Items listed in a dataset
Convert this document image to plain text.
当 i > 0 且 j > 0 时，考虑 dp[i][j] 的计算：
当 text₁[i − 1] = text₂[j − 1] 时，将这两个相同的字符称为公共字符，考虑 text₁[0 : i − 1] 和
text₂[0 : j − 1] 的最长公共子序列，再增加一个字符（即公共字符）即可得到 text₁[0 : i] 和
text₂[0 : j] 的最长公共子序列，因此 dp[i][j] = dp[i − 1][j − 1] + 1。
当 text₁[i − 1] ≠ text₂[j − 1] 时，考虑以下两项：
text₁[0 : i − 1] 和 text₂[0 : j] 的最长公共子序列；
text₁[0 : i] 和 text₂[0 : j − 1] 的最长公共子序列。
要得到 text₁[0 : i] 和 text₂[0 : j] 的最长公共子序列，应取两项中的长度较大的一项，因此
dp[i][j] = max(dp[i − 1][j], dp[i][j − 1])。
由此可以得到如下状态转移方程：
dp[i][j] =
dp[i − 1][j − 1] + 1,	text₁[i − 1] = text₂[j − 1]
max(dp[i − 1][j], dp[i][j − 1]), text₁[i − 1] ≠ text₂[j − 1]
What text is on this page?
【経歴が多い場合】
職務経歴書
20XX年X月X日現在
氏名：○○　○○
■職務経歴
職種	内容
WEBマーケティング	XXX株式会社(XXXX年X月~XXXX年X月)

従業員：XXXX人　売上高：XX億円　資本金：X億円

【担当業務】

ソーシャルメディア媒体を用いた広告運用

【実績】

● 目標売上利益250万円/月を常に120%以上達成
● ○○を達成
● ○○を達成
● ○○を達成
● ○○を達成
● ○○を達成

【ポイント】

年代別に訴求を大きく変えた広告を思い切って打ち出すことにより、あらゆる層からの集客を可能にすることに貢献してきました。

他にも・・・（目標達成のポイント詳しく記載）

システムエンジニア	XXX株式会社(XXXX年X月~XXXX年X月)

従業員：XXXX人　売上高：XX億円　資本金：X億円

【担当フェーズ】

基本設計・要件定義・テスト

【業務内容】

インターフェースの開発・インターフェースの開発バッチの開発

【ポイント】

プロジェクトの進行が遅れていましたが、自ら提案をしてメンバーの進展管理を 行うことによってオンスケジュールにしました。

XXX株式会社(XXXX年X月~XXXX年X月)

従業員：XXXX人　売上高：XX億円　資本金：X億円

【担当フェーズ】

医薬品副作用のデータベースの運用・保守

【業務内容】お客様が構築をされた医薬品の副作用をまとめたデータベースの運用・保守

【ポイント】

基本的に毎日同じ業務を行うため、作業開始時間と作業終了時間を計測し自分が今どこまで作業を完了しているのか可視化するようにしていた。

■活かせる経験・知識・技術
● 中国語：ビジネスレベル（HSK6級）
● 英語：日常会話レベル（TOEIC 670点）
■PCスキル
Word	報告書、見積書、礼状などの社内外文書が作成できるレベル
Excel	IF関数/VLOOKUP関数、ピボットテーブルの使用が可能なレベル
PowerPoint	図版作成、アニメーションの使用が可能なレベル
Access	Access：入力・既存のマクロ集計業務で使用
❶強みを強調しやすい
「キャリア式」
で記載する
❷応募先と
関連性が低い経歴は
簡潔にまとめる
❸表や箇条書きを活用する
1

* TASK DIRECTIONS:
Emit the records above again, exactly, with no line skipped.

* ANSWER TO THIS EXERCISE:
Convert this document image to plain text.
当 i > 0 且 j > 0 时，考虑 dp[i][j] 的计算：
当 text₁[i − 1] = text₂[j − 1] 时，将这两个相同的字符称为公共字符，考虑 text₁[0 : i − 1] 和
text₂[0 : j − 1] 的最长公共子序列，再增加一个字符（即公共字符）即可得到 text₁[0 : i] 和
text₂[0 : j] 的最长公共子序列，因此 dp[i][j] = dp[i − 1][j − 1] + 1。
当 text₁[i − 1] ≠ text₂[j − 1] 时，考虑以下两项：
text₁[0 : i − 1] 和 text₂[0 : j] 的最长公共子序列；
text₁[0 : i] 和 text₂[0 : j − 1] 的最长公共子序列。
要得到 text₁[0 : i] 和 text₂[0 : j] 的最长公共子序列，应取两项中的长度较大的一项，因此
dp[i][j] = max(dp[i − 1][j], dp[i][j − 1])。
由此可以得到如下状态转移方程：
dp[i][j] =
dp[i − 1][j − 1] + 1,	text₁[i − 1] = text₂[j − 1]
max(dp[i − 1][j], dp[i][j − 1]), text₁[i − 1] ≠ text₂[j − 1]
What text is on this page?
【経歴が多い場合】
職務経歴書
20XX年X月X日現在
氏名：○○　○○
■職務経歴
職種	内容
WEBマーケティング	XXX株式会社(XXXX年X月~XXXX年X月)

従業員：XXXX人　売上高：XX億円　資本金：X億円

【担当業務】

ソーシャルメディア媒体を用いた広告運用

【実績】

● 目標売上利益250万円/月を常に120%以上達成
● ○○を達成
● ○○を達成
● ○○を達成
● ○○を達成
● ○○を達成

【ポイント】

年代別に訴求を大きく変えた広告を思い切って打ち出すことにより、あらゆる層からの集客を可能にすることに貢献してきました。

他にも・・・（目標達成のポイント詳しく記載）

システムエンジニア	XXX株式会社(XXXX年X月~XXXX年X月)

従業員：XXXX人　売上高：XX億円　資本金：X億円

【担当フェーズ】

基本設計・要件定義・テスト

【業務内容】

インターフェースの開発・インターフェースの開発バッチの開発

【ポイント】

プロジェクトの進行が遅れていましたが、自ら提案をしてメンバーの進展管理を 行うことによってオンスケジュールにしました。

XXX株式会社(XXXX年X月~XXXX年X月)

従業員：XXXX人　売上高：XX億円　資本金：X億円

【担当フェーズ】

医薬品副作用のデータベースの運用・保守

【業務内容】お客様が構築をされた医薬品の副作用をまとめたデータベースの運用・保守

【ポイント】

基本的に毎日同じ業務を行うため、作業開始時間と作業終了時間を計測し自分が今どこまで作業を完了しているのか可視化するようにしていた。

■活かせる経験・知識・技術
● 中国語：ビジネスレベル（HSK6級）
● 英語：日常会話レベル（TOEIC 670点）
■PCスキル
Word	報告書、見積書、礼状などの社内外文書が作成できるレベル
Excel	IF関数/VLOOKUP関数、ピボットテーブルの使用が可能なレベル
PowerPoint	図版作成、アニメーションの使用が可能なレベル
Access	Access：入力・既存のマクロ集計業務で使用
❶強みを強調しやすい
「キャリア式」
で記載する
❷応募先と
関連性が低い経歴は
簡潔にまとめる
❸表や箇条書きを活用する
1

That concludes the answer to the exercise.